— Begin —
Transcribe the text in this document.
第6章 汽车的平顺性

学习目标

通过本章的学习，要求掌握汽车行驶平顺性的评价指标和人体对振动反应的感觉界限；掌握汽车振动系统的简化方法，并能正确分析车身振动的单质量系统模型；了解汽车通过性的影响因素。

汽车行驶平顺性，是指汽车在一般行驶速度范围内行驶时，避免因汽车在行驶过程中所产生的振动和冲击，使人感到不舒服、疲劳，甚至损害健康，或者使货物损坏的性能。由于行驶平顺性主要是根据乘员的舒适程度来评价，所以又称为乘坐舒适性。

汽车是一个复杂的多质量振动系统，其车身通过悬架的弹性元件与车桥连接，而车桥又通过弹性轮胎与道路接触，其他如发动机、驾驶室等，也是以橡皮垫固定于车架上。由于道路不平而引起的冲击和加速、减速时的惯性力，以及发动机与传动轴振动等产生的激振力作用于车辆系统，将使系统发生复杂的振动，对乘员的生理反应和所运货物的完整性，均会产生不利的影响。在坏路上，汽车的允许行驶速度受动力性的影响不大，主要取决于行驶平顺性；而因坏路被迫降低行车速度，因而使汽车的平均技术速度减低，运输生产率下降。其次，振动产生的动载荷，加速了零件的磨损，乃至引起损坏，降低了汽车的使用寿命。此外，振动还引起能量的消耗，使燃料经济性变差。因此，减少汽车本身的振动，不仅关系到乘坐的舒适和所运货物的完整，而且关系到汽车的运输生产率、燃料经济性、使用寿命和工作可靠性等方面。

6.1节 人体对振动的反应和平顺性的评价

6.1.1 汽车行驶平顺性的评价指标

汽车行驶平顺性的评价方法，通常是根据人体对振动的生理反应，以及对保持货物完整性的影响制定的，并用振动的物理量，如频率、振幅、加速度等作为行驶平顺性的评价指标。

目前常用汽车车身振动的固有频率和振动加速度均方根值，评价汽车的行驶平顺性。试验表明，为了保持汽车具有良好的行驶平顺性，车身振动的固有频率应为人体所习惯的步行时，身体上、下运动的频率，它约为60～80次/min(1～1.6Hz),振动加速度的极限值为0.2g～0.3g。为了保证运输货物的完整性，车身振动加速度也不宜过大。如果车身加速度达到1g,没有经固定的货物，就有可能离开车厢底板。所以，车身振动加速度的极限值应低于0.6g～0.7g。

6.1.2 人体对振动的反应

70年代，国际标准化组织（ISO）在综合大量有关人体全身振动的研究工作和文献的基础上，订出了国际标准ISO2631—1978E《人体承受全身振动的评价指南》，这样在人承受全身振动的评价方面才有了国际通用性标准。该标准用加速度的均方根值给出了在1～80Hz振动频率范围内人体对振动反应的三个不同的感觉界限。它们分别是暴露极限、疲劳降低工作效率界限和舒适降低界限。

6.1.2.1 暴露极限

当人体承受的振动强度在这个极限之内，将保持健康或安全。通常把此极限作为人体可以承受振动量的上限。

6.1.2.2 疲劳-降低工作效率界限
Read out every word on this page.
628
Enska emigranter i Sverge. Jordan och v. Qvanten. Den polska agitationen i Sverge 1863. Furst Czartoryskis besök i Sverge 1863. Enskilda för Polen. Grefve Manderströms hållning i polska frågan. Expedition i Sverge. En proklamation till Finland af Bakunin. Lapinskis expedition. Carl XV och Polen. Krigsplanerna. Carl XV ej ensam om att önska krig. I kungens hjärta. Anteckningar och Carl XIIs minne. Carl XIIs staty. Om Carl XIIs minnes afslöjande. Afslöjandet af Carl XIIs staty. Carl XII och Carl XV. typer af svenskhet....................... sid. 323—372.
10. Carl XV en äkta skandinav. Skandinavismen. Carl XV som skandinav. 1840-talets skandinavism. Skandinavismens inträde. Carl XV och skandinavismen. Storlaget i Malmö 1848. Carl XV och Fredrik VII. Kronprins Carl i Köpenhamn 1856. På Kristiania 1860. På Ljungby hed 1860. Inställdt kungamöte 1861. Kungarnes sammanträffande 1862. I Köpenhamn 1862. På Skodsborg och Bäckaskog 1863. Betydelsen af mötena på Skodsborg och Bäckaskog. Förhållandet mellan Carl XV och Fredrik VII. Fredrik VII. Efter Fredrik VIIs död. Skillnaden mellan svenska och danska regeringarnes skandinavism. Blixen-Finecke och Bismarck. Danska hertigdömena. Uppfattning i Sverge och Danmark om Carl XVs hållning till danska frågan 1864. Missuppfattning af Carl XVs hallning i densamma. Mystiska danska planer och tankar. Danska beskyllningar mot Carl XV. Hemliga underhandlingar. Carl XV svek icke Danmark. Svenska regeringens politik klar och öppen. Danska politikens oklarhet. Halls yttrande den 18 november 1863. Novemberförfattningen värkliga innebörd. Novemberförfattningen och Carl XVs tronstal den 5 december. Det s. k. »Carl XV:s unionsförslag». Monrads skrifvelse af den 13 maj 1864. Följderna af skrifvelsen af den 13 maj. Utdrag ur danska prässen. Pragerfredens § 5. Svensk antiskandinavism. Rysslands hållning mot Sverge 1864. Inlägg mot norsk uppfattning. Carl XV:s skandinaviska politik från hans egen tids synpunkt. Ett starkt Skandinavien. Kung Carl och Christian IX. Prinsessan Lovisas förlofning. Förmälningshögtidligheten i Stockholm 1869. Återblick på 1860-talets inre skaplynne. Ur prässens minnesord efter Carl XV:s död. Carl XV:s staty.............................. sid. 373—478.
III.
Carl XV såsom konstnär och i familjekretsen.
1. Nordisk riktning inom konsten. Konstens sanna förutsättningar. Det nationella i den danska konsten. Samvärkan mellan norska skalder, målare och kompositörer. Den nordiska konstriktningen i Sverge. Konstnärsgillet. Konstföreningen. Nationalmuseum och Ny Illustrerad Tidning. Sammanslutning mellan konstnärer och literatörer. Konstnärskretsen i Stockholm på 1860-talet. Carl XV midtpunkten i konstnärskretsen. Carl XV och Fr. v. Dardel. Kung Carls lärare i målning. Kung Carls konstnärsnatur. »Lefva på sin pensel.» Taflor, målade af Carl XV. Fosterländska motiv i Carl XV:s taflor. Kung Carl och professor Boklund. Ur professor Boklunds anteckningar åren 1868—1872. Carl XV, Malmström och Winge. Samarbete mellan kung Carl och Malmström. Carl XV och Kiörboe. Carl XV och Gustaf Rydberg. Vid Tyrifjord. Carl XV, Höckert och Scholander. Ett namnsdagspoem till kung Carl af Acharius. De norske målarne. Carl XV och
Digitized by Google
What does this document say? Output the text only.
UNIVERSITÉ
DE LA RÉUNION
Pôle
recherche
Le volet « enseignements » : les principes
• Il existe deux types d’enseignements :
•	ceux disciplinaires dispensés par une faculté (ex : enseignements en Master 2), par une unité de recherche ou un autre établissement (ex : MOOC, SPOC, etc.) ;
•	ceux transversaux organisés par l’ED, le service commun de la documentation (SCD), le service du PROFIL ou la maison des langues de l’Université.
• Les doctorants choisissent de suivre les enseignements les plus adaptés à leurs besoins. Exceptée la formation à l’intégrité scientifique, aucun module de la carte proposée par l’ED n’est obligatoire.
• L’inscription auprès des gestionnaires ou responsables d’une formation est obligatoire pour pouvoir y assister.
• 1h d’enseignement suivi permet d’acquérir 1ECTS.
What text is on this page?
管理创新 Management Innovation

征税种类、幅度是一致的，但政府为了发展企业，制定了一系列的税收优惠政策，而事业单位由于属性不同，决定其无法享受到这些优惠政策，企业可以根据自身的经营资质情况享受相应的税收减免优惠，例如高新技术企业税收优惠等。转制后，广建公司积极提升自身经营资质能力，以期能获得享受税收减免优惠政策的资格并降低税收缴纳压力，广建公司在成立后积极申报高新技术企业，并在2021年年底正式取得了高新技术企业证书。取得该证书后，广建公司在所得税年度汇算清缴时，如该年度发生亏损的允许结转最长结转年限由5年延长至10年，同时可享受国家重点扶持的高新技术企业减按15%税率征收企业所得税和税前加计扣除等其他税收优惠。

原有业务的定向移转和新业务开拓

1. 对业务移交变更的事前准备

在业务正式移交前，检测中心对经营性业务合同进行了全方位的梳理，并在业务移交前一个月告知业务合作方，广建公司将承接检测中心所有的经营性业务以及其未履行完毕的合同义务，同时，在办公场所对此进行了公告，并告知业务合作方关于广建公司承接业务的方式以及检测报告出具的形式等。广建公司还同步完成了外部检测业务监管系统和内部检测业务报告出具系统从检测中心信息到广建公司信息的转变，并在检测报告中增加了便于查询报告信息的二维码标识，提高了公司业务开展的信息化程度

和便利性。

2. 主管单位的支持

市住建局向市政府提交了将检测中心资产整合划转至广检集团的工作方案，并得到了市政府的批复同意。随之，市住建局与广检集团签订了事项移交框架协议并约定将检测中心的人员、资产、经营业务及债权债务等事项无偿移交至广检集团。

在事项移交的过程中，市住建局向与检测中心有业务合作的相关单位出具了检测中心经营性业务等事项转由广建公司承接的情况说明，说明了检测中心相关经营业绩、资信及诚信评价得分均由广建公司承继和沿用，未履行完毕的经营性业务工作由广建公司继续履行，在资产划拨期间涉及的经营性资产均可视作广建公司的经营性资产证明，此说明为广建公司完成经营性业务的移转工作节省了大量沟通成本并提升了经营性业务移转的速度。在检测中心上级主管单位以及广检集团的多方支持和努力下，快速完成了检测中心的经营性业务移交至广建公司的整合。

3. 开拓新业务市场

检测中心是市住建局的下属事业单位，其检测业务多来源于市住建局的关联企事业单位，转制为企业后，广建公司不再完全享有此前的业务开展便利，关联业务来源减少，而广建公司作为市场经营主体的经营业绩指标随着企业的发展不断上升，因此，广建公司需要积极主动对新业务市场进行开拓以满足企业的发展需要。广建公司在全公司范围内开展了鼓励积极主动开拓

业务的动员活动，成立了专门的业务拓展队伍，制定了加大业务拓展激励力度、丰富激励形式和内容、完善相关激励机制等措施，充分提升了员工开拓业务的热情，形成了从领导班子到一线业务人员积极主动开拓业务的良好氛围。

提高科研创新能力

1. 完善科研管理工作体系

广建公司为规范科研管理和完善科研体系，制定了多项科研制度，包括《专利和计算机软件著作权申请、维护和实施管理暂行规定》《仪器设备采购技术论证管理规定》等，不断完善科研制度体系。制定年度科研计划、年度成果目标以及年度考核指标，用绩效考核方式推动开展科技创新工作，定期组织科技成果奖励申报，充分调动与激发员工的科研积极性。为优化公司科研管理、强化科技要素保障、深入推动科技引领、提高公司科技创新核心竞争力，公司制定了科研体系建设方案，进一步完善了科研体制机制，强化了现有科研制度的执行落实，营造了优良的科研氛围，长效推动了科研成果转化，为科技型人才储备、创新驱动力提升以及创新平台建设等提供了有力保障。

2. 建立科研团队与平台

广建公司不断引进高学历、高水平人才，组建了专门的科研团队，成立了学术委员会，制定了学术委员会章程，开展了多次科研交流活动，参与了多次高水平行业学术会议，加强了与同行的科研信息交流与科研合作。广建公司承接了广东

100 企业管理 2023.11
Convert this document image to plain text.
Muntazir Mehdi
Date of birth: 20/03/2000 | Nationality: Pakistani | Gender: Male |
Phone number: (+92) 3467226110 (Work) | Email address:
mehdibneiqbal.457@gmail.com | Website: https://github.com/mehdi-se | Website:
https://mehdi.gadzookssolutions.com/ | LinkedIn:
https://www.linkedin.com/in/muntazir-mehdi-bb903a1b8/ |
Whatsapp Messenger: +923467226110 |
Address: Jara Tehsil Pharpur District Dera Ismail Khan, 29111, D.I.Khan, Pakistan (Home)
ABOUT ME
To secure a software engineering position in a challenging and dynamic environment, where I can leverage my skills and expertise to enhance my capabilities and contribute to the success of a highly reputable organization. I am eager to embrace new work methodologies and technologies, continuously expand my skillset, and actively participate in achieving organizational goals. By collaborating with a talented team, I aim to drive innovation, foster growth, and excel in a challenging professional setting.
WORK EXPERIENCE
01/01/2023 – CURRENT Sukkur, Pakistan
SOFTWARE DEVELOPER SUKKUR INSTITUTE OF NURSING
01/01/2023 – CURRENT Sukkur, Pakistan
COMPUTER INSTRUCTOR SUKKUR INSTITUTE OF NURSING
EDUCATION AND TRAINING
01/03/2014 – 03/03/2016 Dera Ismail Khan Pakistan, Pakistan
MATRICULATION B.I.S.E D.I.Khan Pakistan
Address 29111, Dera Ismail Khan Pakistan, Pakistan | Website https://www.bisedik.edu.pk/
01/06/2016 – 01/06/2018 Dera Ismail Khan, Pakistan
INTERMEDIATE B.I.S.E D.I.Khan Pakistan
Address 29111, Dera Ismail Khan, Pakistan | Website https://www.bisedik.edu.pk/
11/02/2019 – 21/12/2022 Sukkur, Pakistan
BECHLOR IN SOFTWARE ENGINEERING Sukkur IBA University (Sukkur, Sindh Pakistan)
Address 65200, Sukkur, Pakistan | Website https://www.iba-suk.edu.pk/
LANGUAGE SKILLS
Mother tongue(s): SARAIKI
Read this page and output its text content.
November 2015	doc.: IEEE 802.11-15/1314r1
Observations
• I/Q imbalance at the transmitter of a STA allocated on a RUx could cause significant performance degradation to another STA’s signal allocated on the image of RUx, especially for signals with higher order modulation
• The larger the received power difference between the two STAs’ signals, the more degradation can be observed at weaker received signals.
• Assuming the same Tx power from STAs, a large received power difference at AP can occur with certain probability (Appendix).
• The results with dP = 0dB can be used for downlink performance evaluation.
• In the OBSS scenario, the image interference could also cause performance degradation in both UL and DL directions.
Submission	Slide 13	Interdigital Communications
— End —
**TASK REQUIREMENTS:** From the listing above, collect each line in which the string "text" appears.

**SOLUTION FOR THIS PROBLEM:**
Transcribe the text in this document.
What does this document say? Output the text only.
What text is on this page?
Convert this document image to plain text.
Read this page and output its text content.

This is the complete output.